*SUPPLIED MATERIAL:*

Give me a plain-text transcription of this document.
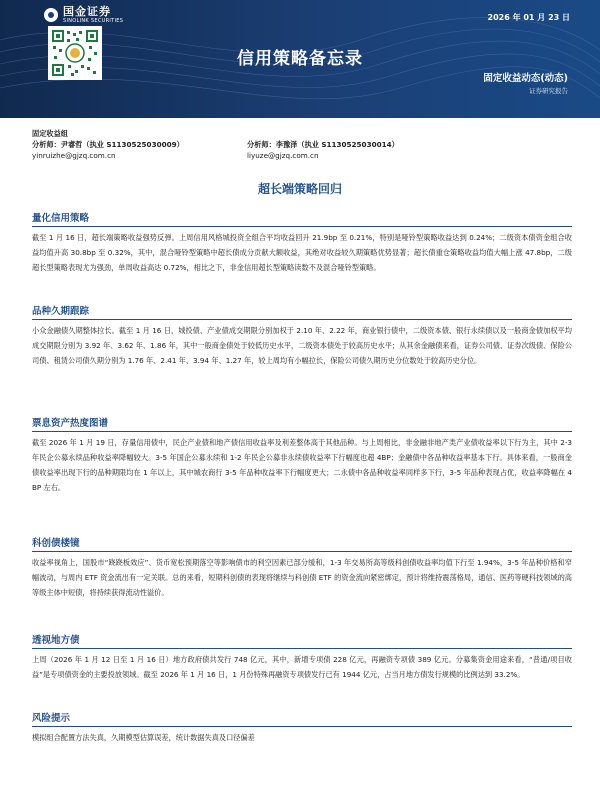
国金证券
SINOLINK SECURITIES	2026 年 01 月 23 日
信用策略备忘录
固定收益动态(动态)
证券研究报告
固定收益组
分析师：尹睿哲（执业 S1130525030009）	分析师：李豫泽（执业 S1130525030014）
yinruizhe@gjzq.com.cn	liyuze@gjzq.com.cn
超长端策略回归
量化信用策略
截至 1 月 16 日，超长端策略收益强势反弹。上周信用风格城投资全组合平均收益回升 21.9bp 至 0.21%，特别是哑铃型策略收益达到 0.24%；二级资本债资金组合收益均值升高 30.8bp 至 0.32%，其中，混合哑铃型策略中超长债成分贡献大额收益，其绝对收益较久期策略优势显著；超长债重仓策略收益均值大幅上涨 47.8bp，二级超长型策略表现尤为强劲，单周收益高达 0.72%，相比之下，非金信用超长型策略读数不及混合哑铃型策略。
品种久期跟踪
小众金融债久期整体拉长。截至 1 月 16 日，城投债、产业债成交期限分别加权于 2.10 年、2.22 年，商业银行债中，二级资本债、银行永续债以及一般商金债加权平均成交期限分别为 3.92 年、3.62 年、1.86 年，其中一般商金债处于较低历史水平，二级资本债处于较高历史水平；从其余金融债来看，证券公司债、证券次级债、保险公司债、租赁公司债久期分别为 1.76 年、2.41 年、3.94 年、1.27 年，较上周均有小幅拉长，保险公司债久期历史分位数处于较高历史分位。
票息资产热度图谱
截至 2026 年 1 月 19 日，存量信用债中，民企产业债和地产债信用收益率及利差整体高于其他品种。与上周相比，非金融非地产类产业债收益率以下行为主，其中 2-3 年民企公募永续品种收益率降幅较大。3-5 年国企公募永续和 1-2 年民企公募非永续债收益率下行幅度也超 4BP；金融债中各品种收益率基本下行。具体来看，一般商金债收益率出现下行的品种期限均在 1 年以上，其中城农商行 3-5 年品种收益率下行幅度更大；二永债中各品种收益率同样多下行，3-5 年品种表现占优，收益率降幅在 4BP 左右。
科创债楼镜
收益率视角上，国股市“跷跷板效应”、货币宽松预期落空等影响债市的利空因素已部分缓和，1-3 年交易所高等级科创债收益率均值下行至 1.94%，3-5 年品种价格和窄幅波动，与周内 ETF 资金流出有一定关联。总的来看，短期科创债的表现将继续与科创债 ETF 的资金流向紧密绑定，预计将维持震荡格局，通信、医药等硬科技领域的高等级主体中短债，将持续获得流动性溢价。
透视地方债
上周（2026 年 1 月 12 日至 1 月 16 日）地方政府债共发行 748 亿元，其中，新增专项债 228 亿元，再融资专项债 389 亿元。分募集资金用途来看，“普通/项目收益”是专项债资金的主要投放领域。截至 2026 年 1 月 16 日，1 月份特殊再融资专项债发行已有 1944 亿元，占当月地方债发行规模的比例达到 33.2%。
风险提示
模拟组合配置方法失真，久期模型估算误差，统计数据失真及口径偏差
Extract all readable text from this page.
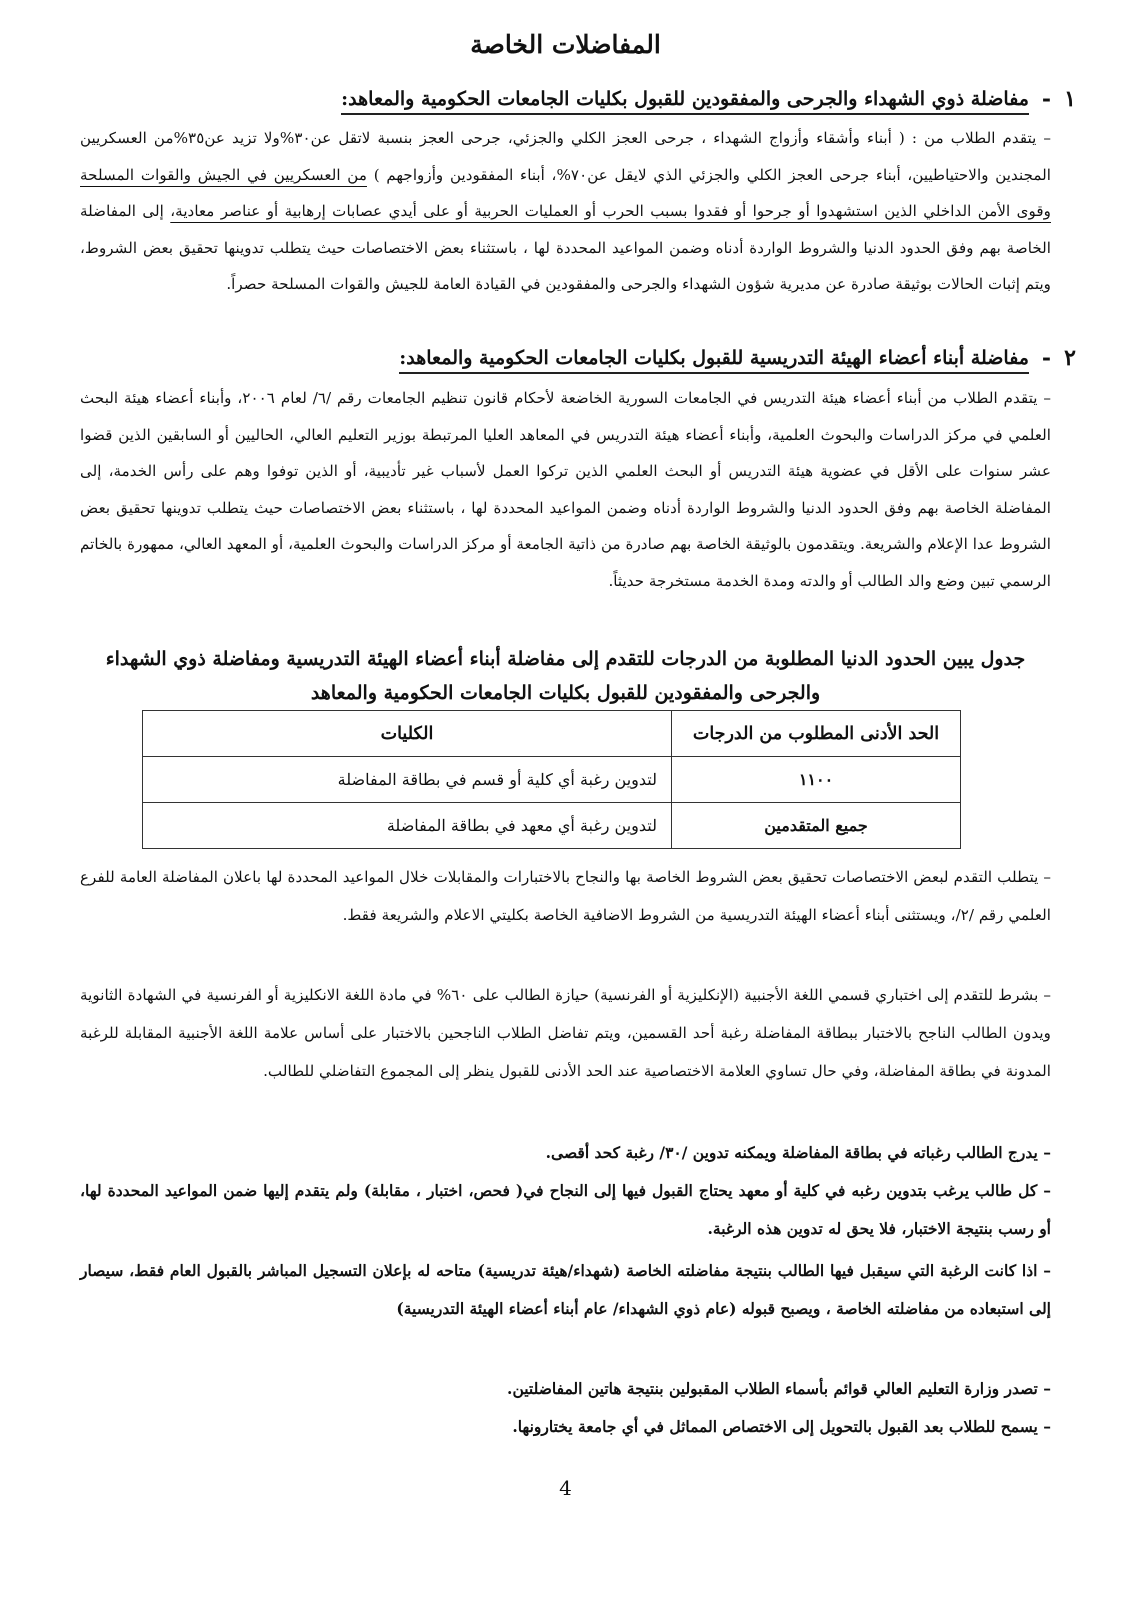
المفاضلات الخاصة
١
-
مفاضلة ذوي الشهداء والجرحى والمفقودين للقبول بكليات الجامعات الحكومية والمعاهد:
– يتقدم الطلاب من : ( أبناء وأشقاء وأزواج الشهداء ، جرحى العجز الكلي والجزئي، جرحى العجز بنسبة لاتقل عن٣٠%ولا تزيد عن٣٥%من العسكريين المجندين والاحتياطيين، أبناء جرحى العجز الكلي والجزئي الذي لايقل عن٧٠%، أبناء المفقودين وأزواجهم ) من العسكريين في الجيش والقوات المسلحة وقوى الأمن الداخلي الذين استشهدوا أو جرحوا أو فقدوا بسبب الحرب أو العمليات الحربية أو على أيدي عصابات إرهابية أو عناصر معادية، إلى المفاضلة الخاصة بهم وفق الحدود الدنيا والشروط الواردة أدناه وضمن المواعيد المحددة لها ، باستثناء بعض الاختصاصات حيث يتطلب تدوينها تحقيق بعض الشروط، ويتم إثبات الحالات بوثيقة صادرة عن مديرية شؤون الشهداء والجرحى والمفقودين في القيادة العامة للجيش والقوات المسلحة حصراً.
٢
-
مفاضلة أبناء أعضاء الهيئة التدريسية للقبول بكليات الجامعات الحكومية والمعاهد:
– يتقدم الطلاب من أبناء أعضاء هيئة التدريس في الجامعات السورية الخاضعة لأحكام قانون تنظيم الجامعات رقم /٦/ لعام ٢٠٠٦، وأبناء أعضاء هيئة البحث العلمي في مركز الدراسات والبحوث العلمية، وأبناء أعضاء هيئة التدريس في المعاهد العليا المرتبطة بوزير التعليم العالي، الحاليين أو السابقين الذين قضوا عشر سنوات على الأقل في عضوية هيئة التدريس أو البحث العلمي الذين تركوا العمل لأسباب غير تأديبية، أو الذين توفوا وهم على رأس الخدمة، إلى المفاضلة الخاصة بهم وفق الحدود الدنيا والشروط الواردة أدناه وضمن المواعيد المحددة لها ، باستثناء بعض الاختصاصات حيث يتطلب تدوينها تحقيق بعض الشروط عدا الإعلام والشريعة. ويتقدمون بالوثيقة الخاصة بهم صادرة من ذاتية الجامعة أو مركز الدراسات والبحوث العلمية، أو المعهد العالي، ممهورة بالخاتم الرسمي تبين وضع والد الطالب أو والدته ومدة الخدمة مستخرجة حديثاً.
جدول يبين الحدود الدنيا المطلوبة من الدرجات للتقدم إلى مفاضلة أبناء أعضاء الهيئة التدريسية ومفاضلة ذوي الشهداء والجرحى والمفقودين للقبول بكليات الجامعات الحكومية والمعاهد
الحد الأدنى المطلوب من الدرجات	الكليات
١١٠٠	لتدوين رغبة أي كلية أو قسم في بطاقة المفاضلة
جميع المتقدمين	لتدوين رغبة أي معهد في بطاقة المفاضلة
– يتطلب التقدم لبعض الاختصاصات تحقيق بعض الشروط الخاصة بها والنجاح بالاختبارات والمقابلات خلال المواعيد المحددة لها باعلان المفاضلة العامة للفرع العلمي رقم /٢/، ويستثنى أبناء أعضاء الهيئة التدريسية من الشروط الاضافية الخاصة بكليتي الاعلام والشريعة فقط.
– بشرط للتقدم إلى اختباري قسمي اللغة الأجنبية (الإنكليزية أو الفرنسية) حيازة الطالب على ٦٠% في مادة اللغة الانكليزية أو الفرنسية في الشهادة الثانوية ويدون الطالب الناجح بالاختبار ببطاقة المفاضلة رغبة أحد القسمين، ويتم تفاضل الطلاب الناجحين بالاختبار على أساس علامة اللغة الأجنبية المقابلة للرغبة المدونة في بطاقة المفاضلة، وفي حال تساوي العلامة الاختصاصية عند الحد الأدنى للقبول ينظر إلى المجموع التفاضلي للطالب.
– يدرج الطالب رغباته في بطاقة المفاضلة ويمكنه تدوين /٣٠/ رغبة كحد أقصى.
– كل طالب يرغب بتدوين رغبه في كلية أو معهد يحتاج القبول فيها إلى النجاح في( فحص، اختبار ، مقابلة) ولم يتقدم إليها ضمن المواعيد المحددة لها، أو رسب بنتيجة الاختبار، فلا يحق له تدوين هذه الرغبة.
– اذا كانت الرغبة التي سيقبل فيها الطالب بنتيجة مفاضلته الخاصة (شهداء/هيئة تدريسية) متاحه له بإعلان التسجيل المباشر بالقبول العام فقط، سيصار إلى استبعاده من مفاضلته الخاصة ، ويصبح قبوله (عام ذوي الشهداء/ عام أبناء أعضاء الهيئة التدريسية)
– تصدر وزارة التعليم العالي قوائم بأسماء الطلاب المقبولين بنتيجة هاتين المفاضلتين.
– يسمح للطلاب بعد القبول بالتحويل إلى الاختصاص المماثل في أي جامعة يختارونها.
4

*REQUIREMENT:* Write out each entry exactly as given, but skip the pictures.

*RESPONSE TO THIS EXERCISE:*
Give me a plain-text transcription of this document.
国金证券
SINOLINK SECURITIES	2026 年 01 月 23 日
信用策略备忘录
固定收益动态(动态)
证券研究报告
固定收益组
分析师：尹睿哲（执业 S1130525030009）	分析师：李豫泽（执业 S1130525030014）
yinruizhe@gjzq.com.cn	liyuze@gjzq.com.cn
超长端策略回归
量化信用策略
截至 1 月 16 日，超长端策略收益强势反弹。上周信用风格城投资全组合平均收益回升 21.9bp 至 0.21%，特别是哑铃型策略收益达到 0.24%；二级资本债资金组合收益均值升高 30.8bp 至 0.32%，其中，混合哑铃型策略中超长债成分贡献大额收益，其绝对收益较久期策略优势显著；超长债重仓策略收益均值大幅上涨 47.8bp，二级超长型策略表现尤为强劲，单周收益高达 0.72%，相比之下，非金信用超长型策略读数不及混合哑铃型策略。
品种久期跟踪
小众金融债久期整体拉长。截至 1 月 16 日，城投债、产业债成交期限分别加权于 2.10 年、2.22 年，商业银行债中，二级资本债、银行永续债以及一般商金债加权平均成交期限分别为 3.92 年、3.62 年、1.86 年，其中一般商金债处于较低历史水平，二级资本债处于较高历史水平；从其余金融债来看，证券公司债、证券次级债、保险公司债、租赁公司债久期分别为 1.76 年、2.41 年、3.94 年、1.27 年，较上周均有小幅拉长，保险公司债久期历史分位数处于较高历史分位。
票息资产热度图谱
截至 2026 年 1 月 19 日，存量信用债中，民企产业债和地产债信用收益率及利差整体高于其他品种。与上周相比，非金融非地产类产业债收益率以下行为主，其中 2-3 年民企公募永续品种收益率降幅较大。3-5 年国企公募永续和 1-2 年民企公募非永续债收益率下行幅度也超 4BP；金融债中各品种收益率基本下行。具体来看，一般商金债收益率出现下行的品种期限均在 1 年以上，其中城农商行 3-5 年品种收益率下行幅度更大；二永债中各品种收益率同样多下行，3-5 年品种表现占优，收益率降幅在 4BP 左右。
科创债楼镜
收益率视角上，国股市“跷跷板效应”、货币宽松预期落空等影响债市的利空因素已部分缓和，1-3 年交易所高等级科创债收益率均值下行至 1.94%，3-5 年品种价格和窄幅波动，与周内 ETF 资金流出有一定关联。总的来看，短期科创债的表现将继续与科创债 ETF 的资金流向紧密绑定，预计将维持震荡格局，通信、医药等硬科技领域的高等级主体中短债，将持续获得流动性溢价。
透视地方债
上周（2026 年 1 月 12 日至 1 月 16 日）地方政府债共发行 748 亿元，其中，新增专项债 228 亿元，再融资专项债 389 亿元。分募集资金用途来看，“普通/项目收益”是专项债资金的主要投放领域。截至 2026 年 1 月 16 日，1 月份特殊再融资专项债发行已有 1944 亿元，占当月地方债发行规模的比例达到 33.2%。
风险提示
模拟组合配置方法失真，久期模型估算误差，统计数据失真及口径偏差
Extract all readable text from this page.
المفاضلات الخاصة
١
-
مفاضلة ذوي الشهداء والجرحى والمفقودين للقبول بكليات الجامعات الحكومية والمعاهد:
– يتقدم الطلاب من : ( أبناء وأشقاء وأزواج الشهداء ، جرحى العجز الكلي والجزئي، جرحى العجز بنسبة لاتقل عن٣٠%ولا تزيد عن٣٥%من العسكريين المجندين والاحتياطيين، أبناء جرحى العجز الكلي والجزئي الذي لايقل عن٧٠%، أبناء المفقودين وأزواجهم ) من العسكريين في الجيش والقوات المسلحة وقوى الأمن الداخلي الذين استشهدوا أو جرحوا أو فقدوا بسبب الحرب أو العمليات الحربية أو على أيدي عصابات إرهابية أو عناصر معادية، إلى المفاضلة الخاصة بهم وفق الحدود الدنيا والشروط الواردة أدناه وضمن المواعيد المحددة لها ، باستثناء بعض الاختصاصات حيث يتطلب تدوينها تحقيق بعض الشروط، ويتم إثبات الحالات بوثيقة صادرة عن مديرية شؤون الشهداء والجرحى والمفقودين في القيادة العامة للجيش والقوات المسلحة حصراً.
٢
-
مفاضلة أبناء أعضاء الهيئة التدريسية للقبول بكليات الجامعات الحكومية والمعاهد:
– يتقدم الطلاب من أبناء أعضاء هيئة التدريس في الجامعات السورية الخاضعة لأحكام قانون تنظيم الجامعات رقم /٦/ لعام ٢٠٠٦، وأبناء أعضاء هيئة البحث العلمي في مركز الدراسات والبحوث العلمية، وأبناء أعضاء هيئة التدريس في المعاهد العليا المرتبطة بوزير التعليم العالي، الحاليين أو السابقين الذين قضوا عشر سنوات على الأقل في عضوية هيئة التدريس أو البحث العلمي الذين تركوا العمل لأسباب غير تأديبية، أو الذين توفوا وهم على رأس الخدمة، إلى المفاضلة الخاصة بهم وفق الحدود الدنيا والشروط الواردة أدناه وضمن المواعيد المحددة لها ، باستثناء بعض الاختصاصات حيث يتطلب تدوينها تحقيق بعض الشروط عدا الإعلام والشريعة. ويتقدمون بالوثيقة الخاصة بهم صادرة من ذاتية الجامعة أو مركز الدراسات والبحوث العلمية، أو المعهد العالي، ممهورة بالخاتم الرسمي تبين وضع والد الطالب أو والدته ومدة الخدمة مستخرجة حديثاً.
جدول يبين الحدود الدنيا المطلوبة من الدرجات للتقدم إلى مفاضلة أبناء أعضاء الهيئة التدريسية ومفاضلة ذوي الشهداء والجرحى والمفقودين للقبول بكليات الجامعات الحكومية والمعاهد
الحد الأدنى المطلوب من الدرجات	الكليات
١١٠٠	لتدوين رغبة أي كلية أو قسم في بطاقة المفاضلة
جميع المتقدمين	لتدوين رغبة أي معهد في بطاقة المفاضلة
– يتطلب التقدم لبعض الاختصاصات تحقيق بعض الشروط الخاصة بها والنجاح بالاختبارات والمقابلات خلال المواعيد المحددة لها باعلان المفاضلة العامة للفرع العلمي رقم /٢/، ويستثنى أبناء أعضاء الهيئة التدريسية من الشروط الاضافية الخاصة بكليتي الاعلام والشريعة فقط.
– بشرط للتقدم إلى اختباري قسمي اللغة الأجنبية (الإنكليزية أو الفرنسية) حيازة الطالب على ٦٠% في مادة اللغة الانكليزية أو الفرنسية في الشهادة الثانوية ويدون الطالب الناجح بالاختبار ببطاقة المفاضلة رغبة أحد القسمين، ويتم تفاضل الطلاب الناجحين بالاختبار على أساس علامة اللغة الأجنبية المقابلة للرغبة المدونة في بطاقة المفاضلة، وفي حال تساوي العلامة الاختصاصية عند الحد الأدنى للقبول ينظر إلى المجموع التفاضلي للطالب.
– يدرج الطالب رغباته في بطاقة المفاضلة ويمكنه تدوين /٣٠/ رغبة كحد أقصى.
– كل طالب يرغب بتدوين رغبه في كلية أو معهد يحتاج القبول فيها إلى النجاح في( فحص، اختبار ، مقابلة) ولم يتقدم إليها ضمن المواعيد المحددة لها، أو رسب بنتيجة الاختبار، فلا يحق له تدوين هذه الرغبة.
– اذا كانت الرغبة التي سيقبل فيها الطالب بنتيجة مفاضلته الخاصة (شهداء/هيئة تدريسية) متاحه له بإعلان التسجيل المباشر بالقبول العام فقط، سيصار إلى استبعاده من مفاضلته الخاصة ، ويصبح قبوله (عام ذوي الشهداء/ عام أبناء أعضاء الهيئة التدريسية)
– تصدر وزارة التعليم العالي قوائم بأسماء الطلاب المقبولين بنتيجة هاتين المفاضلتين.
– يسمح للطلاب بعد القبول بالتحويل إلى الاختصاص المماثل في أي جامعة يختارونها.
4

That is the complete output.